# Material for this exercise start
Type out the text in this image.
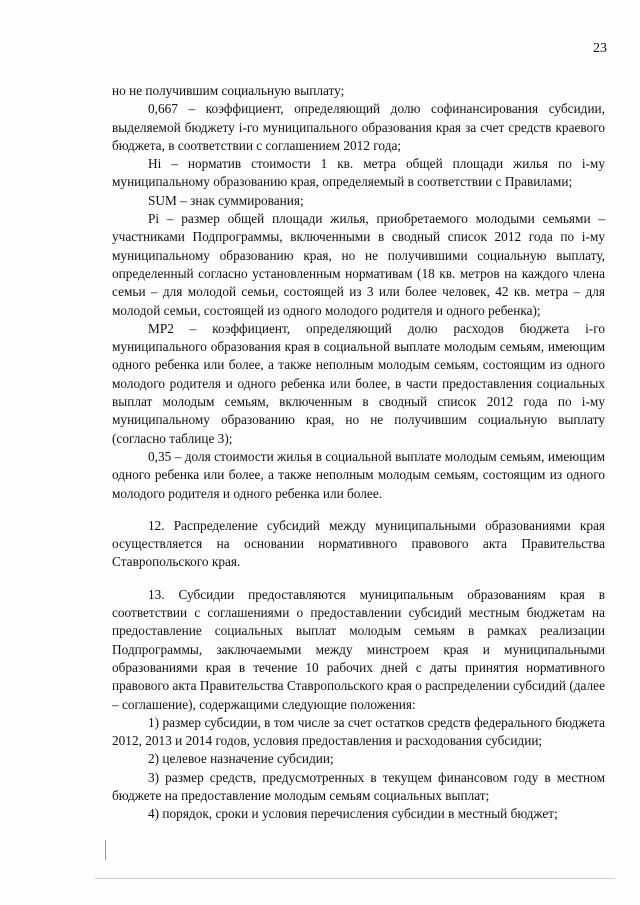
23

но не получившим социальную выплату;

0,667 – коэффициент, определяющий долю софинансирования субсидии, выделяемой бюджету i-го муниципального образования края за счет средств краевого бюджета, в соответствии с соглашением 2012 года;

Нi – норматив стоимости 1 кв. метра общей площади жилья по i-му муниципальному образованию края, определяемый в соответствии с Правилами;

SUM – знак суммирования;

Рi – размер общей площади жилья, приобретаемого молодыми семьями – участниками Подпрограммы, включенными в сводный список 2012 года по i-му муниципальному образованию края, но не получившими социальную выплату, определенный согласно установленным нормативам (18 кв. метров на каждого члена семьи – для молодой семьи, состоящей из 3 или более человек, 42 кв. метра – для молодой семьи, состоящей из одного молодого родителя и одного ребенка);

МР2 – коэффициент, определяющий долю расходов бюджета i-го муниципального образования края в социальной выплате молодым семьям, имеющим одного ребенка или более, а также неполным молодым семьям, состоящим из одного молодого родителя и одного ребенка или более, в части предоставления социальных выплат молодым семьям, включенным в сводный список 2012 года по i-му муниципальному образованию края, но не получившим социальную выплату (согласно таблице 3);

0,35 – доля стоимости жилья в социальной выплате молодым семьям, имеющим одного ребенка или более, а также неполным молодым семьям, состоящим из одного молодого родителя и одного ребенка или более.

12. Распределение субсидий между муниципальными образованиями края осуществляется на основании нормативного правового акта Правительства Ставропольского края.

13. Субсидии предоставляются муниципальным образованиям края в соответствии с соглашениями о предоставлении субсидий местным бюджетам на предоставление социальных выплат молодым семьям в рамках реализации Подпрограммы, заключаемыми между минстроем края и муниципальными образованиями края в течение 10 рабочих дней с даты принятия нормативного правового акта Правительства Ставропольского края о распределении субсидий (далее – соглашение), содержащими следующие положения:

1) размер субсидии, в том числе за счет остатков средств федерального бюджета 2012, 2013 и 2014 годов, условия предоставления и расходования субсидии;

2) целевое назначение субсидии;

3) размер средств, предусмотренных в текущем финансовом году в местном бюджете на предоставление молодым семьям социальных выплат;

4) порядок, сроки и условия перечисления субсидии в местный бюджет;
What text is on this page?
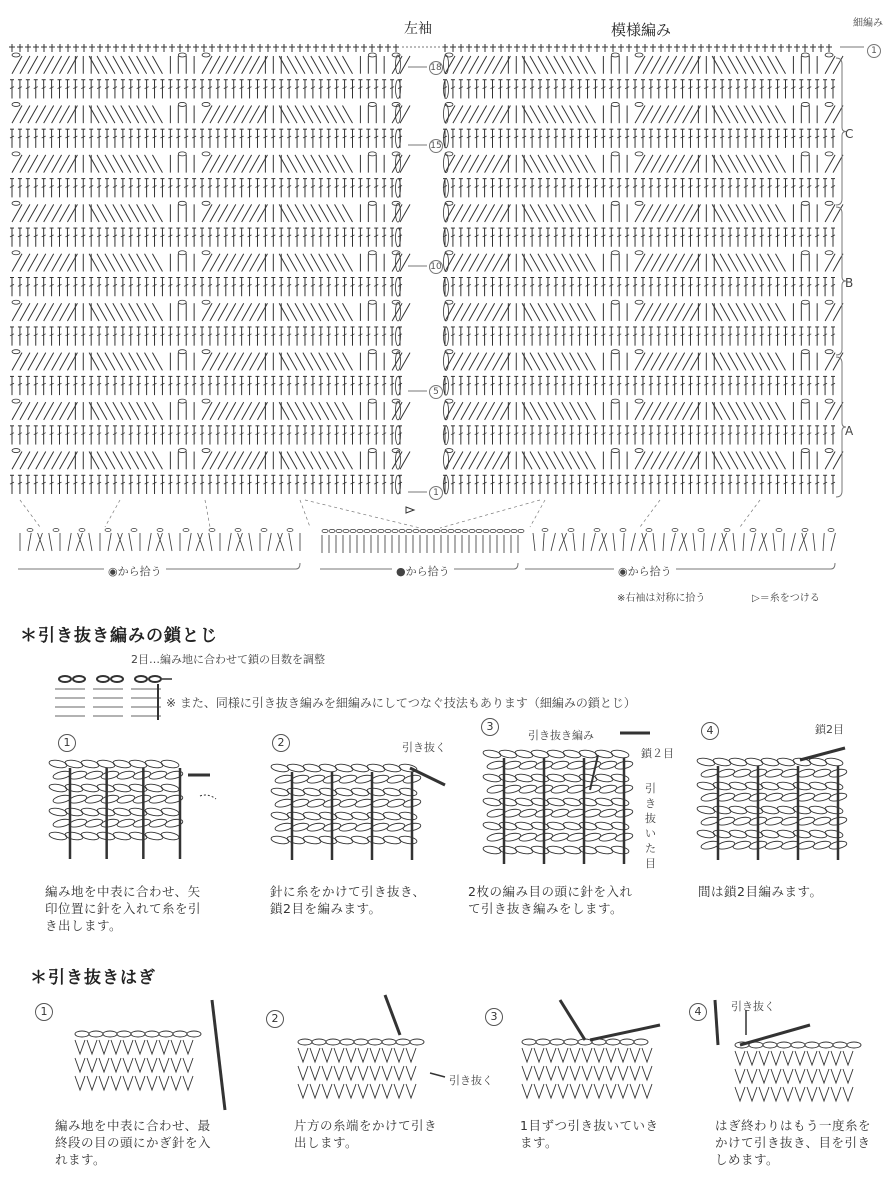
左袖	模様編み	細編み
1
18
15
10
5
1
C
B
A
◉から拾う	●から拾う	◉から拾う
※右袖は対称に拾う	▷＝糸をつける
＊引き抜き編みの鎖とじ
2目…編み地に合わせて鎖の目数を調整
※ また、同様に引き抜き編みを細編みにしてつなぐ技法もあります（細編みの鎖とじ）
1
編み地を中表に合わせ、矢
印位置に針を入れて糸を引
き出します。
2	引き抜く
針に糸をかけて引き抜き、
鎖2目を編みます。
3
引き抜き編み
鎖２目
引き抜いた目
2枚の編み目の頭に針を入れ
て引き抜き編みをします。
4	鎖2目
間は鎖2目編みます。
＊引き抜きはぎ
1
編み地を中表に合わせ、最
終段の目の頭にかぎ針を入
れます。
2
引き抜く
片方の糸端をかけて引き
出します。
3
1目ずつ引き抜いていき
ます。
4	引き抜く
はぎ終わりはもう一度糸を
かけて引き抜き、目を引き
しめます。
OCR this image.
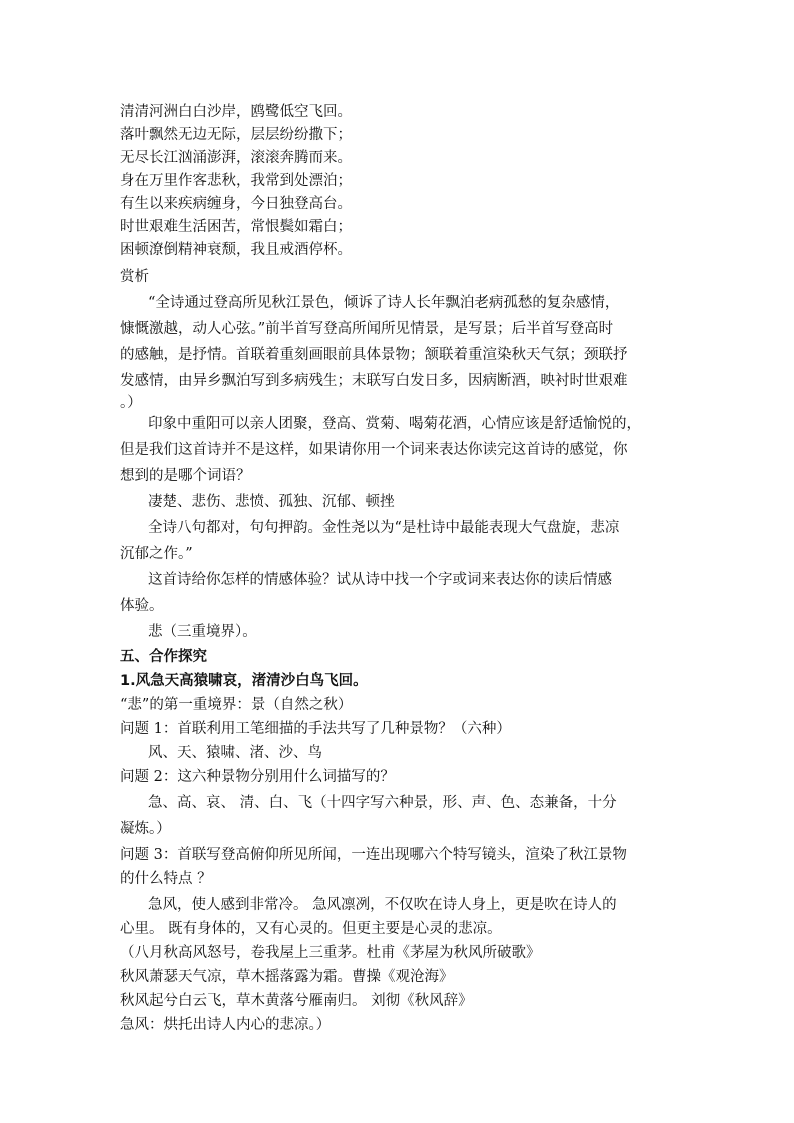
清清河洲白白沙岸，鸥鹭低空飞回。
落叶飘然无边无际，层层纷纷撒下；
无尽长江汹涌澎湃，滚滚奔腾而来。
身在万里作客悲秋，我常到处漂泊；
有生以来疾病缠身，今日独登高台。
时世艰难生活困苦，常恨鬓如霜白；
困顿潦倒精神衰颓，我且戒酒停杯。
赏析
“全诗通过登高所见秋江景色，倾诉了诗人长年飘泊老病孤愁的复杂感情，
慷慨激越，动人心弦。”前半首写登高所闻所见情景，是写景；后半首写登高时
的感触，是抒情。首联着重刻画眼前具体景物；颔联着重渲染秋天气氛；颈联抒
发感情，由异乡飘泊写到多病残生；末联写白发日多，因病断酒，映衬时世艰难
。）
印象中重阳可以亲人团聚，登高、赏菊、喝菊花酒，心情应该是舒适愉悦的，
但是我们这首诗并不是这样，如果请你用一个词来表达你读完这首诗的感觉，你
想到的是哪个词语？
凄楚、悲伤、悲愤、孤独、沉郁、顿挫
全诗八句都对，句句押韵。金性尧以为“是杜诗中最能表现大气盘旋，悲凉
沉郁之作。”
这首诗给你怎样的情感体验？试从诗中找一个字或词来表达你的读后情感
体验。
悲（三重境界）。
五、合作探究
1.风急天高猿啸哀，渚清沙白鸟飞回。
“悲”的第一重境界：景（自然之秋）
问题 1：首联利用工笔细描的手法共写了几种景物？（六种）
风、天、猿啸、渚、沙、鸟
问题 2：这六种景物分别用什么词描写的？
急、高、哀、 清、白、飞（十四字写六种景，形、声、色、态兼备，十分
凝炼。）
问题 3：首联写登高俯仰所见所闻，一连出现哪六个特写镜头，渲染了秋江景物
的什么特点 ？
急风，使人感到非常冷。 急风凛冽，不仅吹在诗人身上，更是吹在诗人的
心里。 既有身体的，又有心灵的。但更主要是心灵的悲凉。
（八月秋高风怒号，卷我屋上三重茅。杜甫《茅屋为秋风所破歌》
秋风萧瑟天气凉，草木摇落露为霜。曹操《观沧海》
秋风起兮白云飞，草木黄落兮雁南归。 刘彻《秋风辞》
急风：烘托出诗人内心的悲凉。）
# Material for this exercise end
* _Task prompt_:
Scan the material above for the word "неполным". Copy each line where it occurs.

* _Right answer_:
МР2 – коэффициент, определяющий долю расходов бюджета i-го муниципального образования края в социальной выплате молодым семьям, имеющим одного ребенка или более, а также неполным молодым семьям, состоящим из одного молодого родителя и одного ребенка или более, в части предоставления социальных выплат молодым семьям, включенным в сводный список 2012 года по i-му муниципальному образованию края, но не получившим социальную выплату (согласно таблице 3);
0,35 – доля стоимости жилья в социальной выплате молодым семьям, имеющим одного ребенка или более, а также неполным молодым семьям, состоящим из одного молодого родителя и одного ребенка или более.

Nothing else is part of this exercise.